**MATERIAL PROVIDED:**
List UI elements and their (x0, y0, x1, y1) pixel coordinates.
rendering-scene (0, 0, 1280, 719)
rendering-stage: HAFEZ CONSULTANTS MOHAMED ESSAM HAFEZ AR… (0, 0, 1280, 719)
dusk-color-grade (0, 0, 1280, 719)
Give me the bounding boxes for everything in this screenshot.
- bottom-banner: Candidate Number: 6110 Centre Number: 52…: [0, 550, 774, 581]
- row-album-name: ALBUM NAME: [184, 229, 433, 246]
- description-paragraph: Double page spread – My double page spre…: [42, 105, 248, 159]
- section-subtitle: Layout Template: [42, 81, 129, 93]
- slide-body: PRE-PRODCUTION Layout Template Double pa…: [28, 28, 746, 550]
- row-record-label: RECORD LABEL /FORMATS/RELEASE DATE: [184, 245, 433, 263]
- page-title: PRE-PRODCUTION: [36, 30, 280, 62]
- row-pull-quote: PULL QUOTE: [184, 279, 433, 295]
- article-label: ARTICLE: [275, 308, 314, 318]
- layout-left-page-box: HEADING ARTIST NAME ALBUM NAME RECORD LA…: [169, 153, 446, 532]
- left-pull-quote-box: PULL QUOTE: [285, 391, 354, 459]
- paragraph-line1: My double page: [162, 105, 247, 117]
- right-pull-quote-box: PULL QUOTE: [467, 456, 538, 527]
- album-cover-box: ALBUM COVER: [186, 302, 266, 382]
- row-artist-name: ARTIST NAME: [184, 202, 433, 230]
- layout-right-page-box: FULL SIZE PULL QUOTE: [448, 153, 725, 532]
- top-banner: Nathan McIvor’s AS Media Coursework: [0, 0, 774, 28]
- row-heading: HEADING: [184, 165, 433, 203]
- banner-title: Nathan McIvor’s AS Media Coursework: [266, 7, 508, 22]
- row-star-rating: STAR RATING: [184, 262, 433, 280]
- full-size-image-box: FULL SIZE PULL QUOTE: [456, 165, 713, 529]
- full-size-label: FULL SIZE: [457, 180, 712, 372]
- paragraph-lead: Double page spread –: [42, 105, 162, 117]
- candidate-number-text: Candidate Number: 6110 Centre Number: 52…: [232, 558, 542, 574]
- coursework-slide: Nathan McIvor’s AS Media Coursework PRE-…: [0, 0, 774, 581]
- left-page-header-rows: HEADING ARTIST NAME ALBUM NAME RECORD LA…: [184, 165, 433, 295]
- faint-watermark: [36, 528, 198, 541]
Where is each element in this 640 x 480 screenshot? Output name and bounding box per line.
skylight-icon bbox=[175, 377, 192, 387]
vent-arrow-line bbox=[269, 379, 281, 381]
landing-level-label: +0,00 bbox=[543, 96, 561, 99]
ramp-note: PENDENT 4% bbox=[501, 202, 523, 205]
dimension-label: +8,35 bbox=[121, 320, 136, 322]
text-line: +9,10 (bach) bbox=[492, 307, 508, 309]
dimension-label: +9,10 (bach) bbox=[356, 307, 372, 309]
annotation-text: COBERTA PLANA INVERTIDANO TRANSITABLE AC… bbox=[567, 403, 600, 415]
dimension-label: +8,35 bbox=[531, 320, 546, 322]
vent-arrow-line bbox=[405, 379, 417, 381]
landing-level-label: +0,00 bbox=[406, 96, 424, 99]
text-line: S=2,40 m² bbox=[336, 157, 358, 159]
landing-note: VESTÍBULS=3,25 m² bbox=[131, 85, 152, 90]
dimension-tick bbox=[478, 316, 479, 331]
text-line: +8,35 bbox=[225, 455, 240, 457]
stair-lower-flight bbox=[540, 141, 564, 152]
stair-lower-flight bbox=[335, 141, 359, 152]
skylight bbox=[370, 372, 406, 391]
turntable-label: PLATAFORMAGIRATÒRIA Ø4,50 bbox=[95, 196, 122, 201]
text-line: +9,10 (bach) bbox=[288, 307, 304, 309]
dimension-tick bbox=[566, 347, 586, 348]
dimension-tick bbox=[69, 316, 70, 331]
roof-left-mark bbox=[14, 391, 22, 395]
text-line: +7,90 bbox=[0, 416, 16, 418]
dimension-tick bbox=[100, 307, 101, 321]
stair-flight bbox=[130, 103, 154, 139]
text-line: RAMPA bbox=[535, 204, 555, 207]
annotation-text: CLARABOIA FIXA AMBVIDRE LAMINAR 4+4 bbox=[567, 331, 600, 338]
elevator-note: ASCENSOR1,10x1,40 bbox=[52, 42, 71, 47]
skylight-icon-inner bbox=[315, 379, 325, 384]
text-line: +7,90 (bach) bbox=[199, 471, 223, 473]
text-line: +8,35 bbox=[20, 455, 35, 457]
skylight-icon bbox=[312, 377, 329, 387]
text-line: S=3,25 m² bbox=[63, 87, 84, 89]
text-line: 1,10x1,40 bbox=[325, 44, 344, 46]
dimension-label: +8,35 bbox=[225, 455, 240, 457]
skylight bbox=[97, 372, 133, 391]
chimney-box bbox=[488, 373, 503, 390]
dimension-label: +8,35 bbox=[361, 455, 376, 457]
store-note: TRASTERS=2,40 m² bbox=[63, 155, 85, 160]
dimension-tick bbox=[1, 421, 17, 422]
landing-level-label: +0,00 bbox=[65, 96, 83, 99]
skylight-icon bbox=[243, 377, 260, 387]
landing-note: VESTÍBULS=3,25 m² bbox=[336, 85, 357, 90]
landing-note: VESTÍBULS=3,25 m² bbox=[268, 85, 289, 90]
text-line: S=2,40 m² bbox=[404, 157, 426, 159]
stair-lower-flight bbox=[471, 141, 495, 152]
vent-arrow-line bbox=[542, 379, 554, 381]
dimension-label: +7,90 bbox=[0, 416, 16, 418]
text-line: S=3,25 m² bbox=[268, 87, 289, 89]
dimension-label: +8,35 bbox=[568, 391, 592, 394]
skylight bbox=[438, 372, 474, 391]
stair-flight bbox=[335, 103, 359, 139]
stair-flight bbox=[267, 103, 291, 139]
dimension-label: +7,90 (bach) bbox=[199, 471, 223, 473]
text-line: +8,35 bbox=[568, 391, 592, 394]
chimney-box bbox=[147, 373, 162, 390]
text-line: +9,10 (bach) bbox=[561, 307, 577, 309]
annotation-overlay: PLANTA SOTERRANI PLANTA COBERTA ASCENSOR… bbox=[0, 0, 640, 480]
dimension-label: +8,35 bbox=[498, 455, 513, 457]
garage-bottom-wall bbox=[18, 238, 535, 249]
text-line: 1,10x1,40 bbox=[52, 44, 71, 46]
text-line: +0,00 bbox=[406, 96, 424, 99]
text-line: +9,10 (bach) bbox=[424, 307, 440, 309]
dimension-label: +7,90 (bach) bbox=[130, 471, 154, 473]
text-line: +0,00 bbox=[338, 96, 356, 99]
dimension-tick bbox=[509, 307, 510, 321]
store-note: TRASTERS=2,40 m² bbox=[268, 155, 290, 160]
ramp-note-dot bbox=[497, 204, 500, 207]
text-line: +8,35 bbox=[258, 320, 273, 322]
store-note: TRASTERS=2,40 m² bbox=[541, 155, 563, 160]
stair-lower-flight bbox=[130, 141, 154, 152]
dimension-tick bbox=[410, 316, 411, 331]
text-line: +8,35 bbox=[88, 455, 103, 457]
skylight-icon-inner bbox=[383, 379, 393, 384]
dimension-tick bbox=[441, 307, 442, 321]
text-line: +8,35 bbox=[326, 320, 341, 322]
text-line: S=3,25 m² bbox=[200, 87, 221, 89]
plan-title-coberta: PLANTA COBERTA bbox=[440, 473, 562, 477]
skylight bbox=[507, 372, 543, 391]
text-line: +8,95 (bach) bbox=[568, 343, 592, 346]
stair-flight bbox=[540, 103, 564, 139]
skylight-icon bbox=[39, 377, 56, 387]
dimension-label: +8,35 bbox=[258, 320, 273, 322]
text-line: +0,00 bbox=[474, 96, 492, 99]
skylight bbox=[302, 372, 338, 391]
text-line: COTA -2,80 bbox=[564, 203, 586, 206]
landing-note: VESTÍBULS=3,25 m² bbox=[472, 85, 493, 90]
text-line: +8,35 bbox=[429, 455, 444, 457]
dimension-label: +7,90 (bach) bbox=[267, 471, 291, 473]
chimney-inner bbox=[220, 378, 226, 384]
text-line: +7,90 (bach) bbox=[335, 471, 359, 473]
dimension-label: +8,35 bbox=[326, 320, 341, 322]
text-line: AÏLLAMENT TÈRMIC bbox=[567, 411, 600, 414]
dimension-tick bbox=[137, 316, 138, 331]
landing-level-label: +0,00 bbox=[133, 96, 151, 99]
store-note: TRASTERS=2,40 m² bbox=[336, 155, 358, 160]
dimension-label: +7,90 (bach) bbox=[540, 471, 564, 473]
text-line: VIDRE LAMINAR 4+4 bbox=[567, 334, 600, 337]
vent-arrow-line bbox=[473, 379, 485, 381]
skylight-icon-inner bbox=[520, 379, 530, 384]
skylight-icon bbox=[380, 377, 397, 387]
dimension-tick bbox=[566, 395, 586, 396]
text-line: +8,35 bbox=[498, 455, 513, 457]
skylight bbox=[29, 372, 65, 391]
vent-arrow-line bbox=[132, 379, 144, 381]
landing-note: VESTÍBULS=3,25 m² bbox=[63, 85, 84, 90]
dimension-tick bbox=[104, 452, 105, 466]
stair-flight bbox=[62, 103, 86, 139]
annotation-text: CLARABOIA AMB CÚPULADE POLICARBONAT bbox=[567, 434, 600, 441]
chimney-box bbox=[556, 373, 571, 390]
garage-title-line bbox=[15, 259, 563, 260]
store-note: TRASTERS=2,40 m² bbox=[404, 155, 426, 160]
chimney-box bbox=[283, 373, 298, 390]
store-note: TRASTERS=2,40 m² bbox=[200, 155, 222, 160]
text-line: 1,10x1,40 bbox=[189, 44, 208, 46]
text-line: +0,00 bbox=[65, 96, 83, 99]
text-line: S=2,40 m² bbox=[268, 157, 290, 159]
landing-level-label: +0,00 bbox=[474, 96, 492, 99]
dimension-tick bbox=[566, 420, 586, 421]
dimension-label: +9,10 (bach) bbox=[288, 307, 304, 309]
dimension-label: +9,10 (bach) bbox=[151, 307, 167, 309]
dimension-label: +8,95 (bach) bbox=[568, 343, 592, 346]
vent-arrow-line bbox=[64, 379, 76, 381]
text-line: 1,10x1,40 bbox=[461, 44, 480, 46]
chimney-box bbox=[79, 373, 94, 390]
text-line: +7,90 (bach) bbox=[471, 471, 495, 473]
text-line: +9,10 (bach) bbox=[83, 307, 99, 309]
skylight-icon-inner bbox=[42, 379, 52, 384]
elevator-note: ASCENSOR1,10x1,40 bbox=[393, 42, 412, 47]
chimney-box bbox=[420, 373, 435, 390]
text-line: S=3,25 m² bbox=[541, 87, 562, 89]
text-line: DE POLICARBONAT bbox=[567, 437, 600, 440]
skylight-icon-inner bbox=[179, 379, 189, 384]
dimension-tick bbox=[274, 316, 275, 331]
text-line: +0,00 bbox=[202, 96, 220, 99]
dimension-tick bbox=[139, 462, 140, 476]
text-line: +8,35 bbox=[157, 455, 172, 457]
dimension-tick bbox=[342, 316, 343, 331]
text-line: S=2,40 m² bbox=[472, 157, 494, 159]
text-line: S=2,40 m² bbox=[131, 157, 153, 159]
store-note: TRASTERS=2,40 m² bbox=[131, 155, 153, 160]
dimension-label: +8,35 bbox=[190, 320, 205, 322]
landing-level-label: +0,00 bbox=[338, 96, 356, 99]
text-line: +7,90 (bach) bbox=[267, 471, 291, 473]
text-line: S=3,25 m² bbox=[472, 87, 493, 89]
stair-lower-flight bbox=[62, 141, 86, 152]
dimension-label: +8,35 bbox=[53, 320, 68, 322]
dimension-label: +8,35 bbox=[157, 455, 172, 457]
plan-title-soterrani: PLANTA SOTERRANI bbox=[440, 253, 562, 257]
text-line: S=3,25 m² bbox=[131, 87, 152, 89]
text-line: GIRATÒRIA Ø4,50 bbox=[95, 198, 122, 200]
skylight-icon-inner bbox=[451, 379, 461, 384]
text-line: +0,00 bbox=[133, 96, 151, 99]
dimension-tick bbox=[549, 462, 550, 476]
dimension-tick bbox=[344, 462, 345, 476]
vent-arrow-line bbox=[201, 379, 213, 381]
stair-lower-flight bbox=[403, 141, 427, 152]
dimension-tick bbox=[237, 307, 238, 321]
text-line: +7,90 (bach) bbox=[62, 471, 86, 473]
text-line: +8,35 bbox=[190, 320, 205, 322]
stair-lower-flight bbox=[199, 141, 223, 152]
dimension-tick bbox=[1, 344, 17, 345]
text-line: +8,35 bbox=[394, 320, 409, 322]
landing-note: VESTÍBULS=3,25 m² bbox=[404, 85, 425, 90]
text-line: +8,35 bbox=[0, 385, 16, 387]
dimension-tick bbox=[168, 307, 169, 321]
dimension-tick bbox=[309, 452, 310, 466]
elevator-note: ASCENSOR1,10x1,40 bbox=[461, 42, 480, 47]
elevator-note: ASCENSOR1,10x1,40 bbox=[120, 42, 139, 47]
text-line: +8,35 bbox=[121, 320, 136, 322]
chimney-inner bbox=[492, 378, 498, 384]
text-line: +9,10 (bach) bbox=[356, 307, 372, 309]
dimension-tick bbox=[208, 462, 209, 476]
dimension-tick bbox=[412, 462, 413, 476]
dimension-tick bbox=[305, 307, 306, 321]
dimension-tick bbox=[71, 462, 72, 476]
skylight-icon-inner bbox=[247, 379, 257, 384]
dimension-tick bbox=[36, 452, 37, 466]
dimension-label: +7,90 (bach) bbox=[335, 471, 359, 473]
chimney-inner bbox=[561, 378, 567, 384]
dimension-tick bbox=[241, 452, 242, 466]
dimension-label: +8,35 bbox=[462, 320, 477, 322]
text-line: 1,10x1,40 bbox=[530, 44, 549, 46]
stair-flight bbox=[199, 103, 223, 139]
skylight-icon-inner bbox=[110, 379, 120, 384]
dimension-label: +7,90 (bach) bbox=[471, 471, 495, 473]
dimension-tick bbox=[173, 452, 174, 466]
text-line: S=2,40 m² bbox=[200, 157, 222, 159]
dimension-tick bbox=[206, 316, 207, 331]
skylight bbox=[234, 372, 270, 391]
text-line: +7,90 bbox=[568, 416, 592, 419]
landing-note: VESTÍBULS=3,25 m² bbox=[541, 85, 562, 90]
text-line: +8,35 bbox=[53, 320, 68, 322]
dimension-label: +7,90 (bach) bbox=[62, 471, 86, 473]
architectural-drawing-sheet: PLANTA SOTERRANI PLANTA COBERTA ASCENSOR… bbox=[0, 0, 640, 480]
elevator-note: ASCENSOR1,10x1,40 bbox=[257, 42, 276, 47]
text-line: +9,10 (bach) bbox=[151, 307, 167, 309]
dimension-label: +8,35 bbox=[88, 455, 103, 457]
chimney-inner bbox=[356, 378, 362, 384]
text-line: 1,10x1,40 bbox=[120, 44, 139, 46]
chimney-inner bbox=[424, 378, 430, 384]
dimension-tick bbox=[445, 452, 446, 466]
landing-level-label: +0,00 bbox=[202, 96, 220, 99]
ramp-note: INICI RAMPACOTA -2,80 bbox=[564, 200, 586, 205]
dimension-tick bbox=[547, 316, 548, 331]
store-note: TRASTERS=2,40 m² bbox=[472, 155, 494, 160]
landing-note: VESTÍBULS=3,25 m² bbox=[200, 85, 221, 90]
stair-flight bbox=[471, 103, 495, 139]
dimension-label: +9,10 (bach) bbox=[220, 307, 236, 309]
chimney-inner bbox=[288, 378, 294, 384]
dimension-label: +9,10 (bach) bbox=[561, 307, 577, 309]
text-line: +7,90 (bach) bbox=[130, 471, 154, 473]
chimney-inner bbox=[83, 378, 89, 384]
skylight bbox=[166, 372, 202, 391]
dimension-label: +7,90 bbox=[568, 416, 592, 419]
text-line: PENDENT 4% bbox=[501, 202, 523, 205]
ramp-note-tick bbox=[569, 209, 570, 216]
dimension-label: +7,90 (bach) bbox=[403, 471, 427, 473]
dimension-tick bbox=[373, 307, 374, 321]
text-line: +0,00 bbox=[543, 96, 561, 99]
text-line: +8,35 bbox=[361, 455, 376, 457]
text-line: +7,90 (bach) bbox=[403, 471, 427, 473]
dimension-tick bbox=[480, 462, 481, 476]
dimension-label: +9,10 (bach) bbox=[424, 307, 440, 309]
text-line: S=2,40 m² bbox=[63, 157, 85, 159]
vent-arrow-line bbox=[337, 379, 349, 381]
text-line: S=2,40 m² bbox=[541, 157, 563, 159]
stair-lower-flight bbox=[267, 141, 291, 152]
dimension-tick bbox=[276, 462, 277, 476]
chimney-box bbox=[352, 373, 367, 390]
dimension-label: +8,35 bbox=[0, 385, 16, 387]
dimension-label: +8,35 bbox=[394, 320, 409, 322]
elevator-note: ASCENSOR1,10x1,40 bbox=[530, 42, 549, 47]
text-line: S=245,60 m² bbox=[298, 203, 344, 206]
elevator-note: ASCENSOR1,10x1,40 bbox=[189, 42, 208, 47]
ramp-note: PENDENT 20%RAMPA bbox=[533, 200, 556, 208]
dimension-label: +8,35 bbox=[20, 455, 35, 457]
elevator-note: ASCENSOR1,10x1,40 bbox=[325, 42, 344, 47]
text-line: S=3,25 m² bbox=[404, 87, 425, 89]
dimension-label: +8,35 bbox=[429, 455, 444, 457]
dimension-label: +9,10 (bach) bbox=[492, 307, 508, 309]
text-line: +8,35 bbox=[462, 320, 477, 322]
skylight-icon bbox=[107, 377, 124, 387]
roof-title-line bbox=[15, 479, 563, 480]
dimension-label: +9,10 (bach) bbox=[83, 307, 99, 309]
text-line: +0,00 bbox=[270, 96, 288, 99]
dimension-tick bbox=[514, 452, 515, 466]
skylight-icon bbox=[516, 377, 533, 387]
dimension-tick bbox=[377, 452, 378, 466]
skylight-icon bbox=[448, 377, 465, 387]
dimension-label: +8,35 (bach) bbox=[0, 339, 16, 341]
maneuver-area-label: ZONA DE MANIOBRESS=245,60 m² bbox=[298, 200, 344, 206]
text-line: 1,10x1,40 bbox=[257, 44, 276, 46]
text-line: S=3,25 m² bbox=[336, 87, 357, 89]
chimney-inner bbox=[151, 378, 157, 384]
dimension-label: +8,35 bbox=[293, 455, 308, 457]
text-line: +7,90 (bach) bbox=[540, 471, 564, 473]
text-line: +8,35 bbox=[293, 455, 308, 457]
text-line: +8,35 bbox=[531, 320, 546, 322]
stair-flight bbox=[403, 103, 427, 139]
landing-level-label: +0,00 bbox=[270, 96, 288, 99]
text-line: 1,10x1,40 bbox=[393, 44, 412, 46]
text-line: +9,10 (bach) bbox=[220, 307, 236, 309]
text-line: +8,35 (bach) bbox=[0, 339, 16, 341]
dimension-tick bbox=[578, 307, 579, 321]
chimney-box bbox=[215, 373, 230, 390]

**WHAT THIS TASK INVOLVES:** Render the entries as a numbered list, starting at the very beginning and ending at the line that contains "Give me the". Leave out any blank lines.

**THE OUTPUT:**
1. List UI elements and their (x0, y0, x1, y1) pixel coordinates.
2. rendering-scene (0, 0, 1280, 719)
3. rendering-stage: HAFEZ CONSULTANTS MOHAMED ESSAM HAFEZ AR… (0, 0, 1280, 719)
4. dusk-color-grade (0, 0, 1280, 719)
5. Give me the bounding boxes for everything in this screenshot.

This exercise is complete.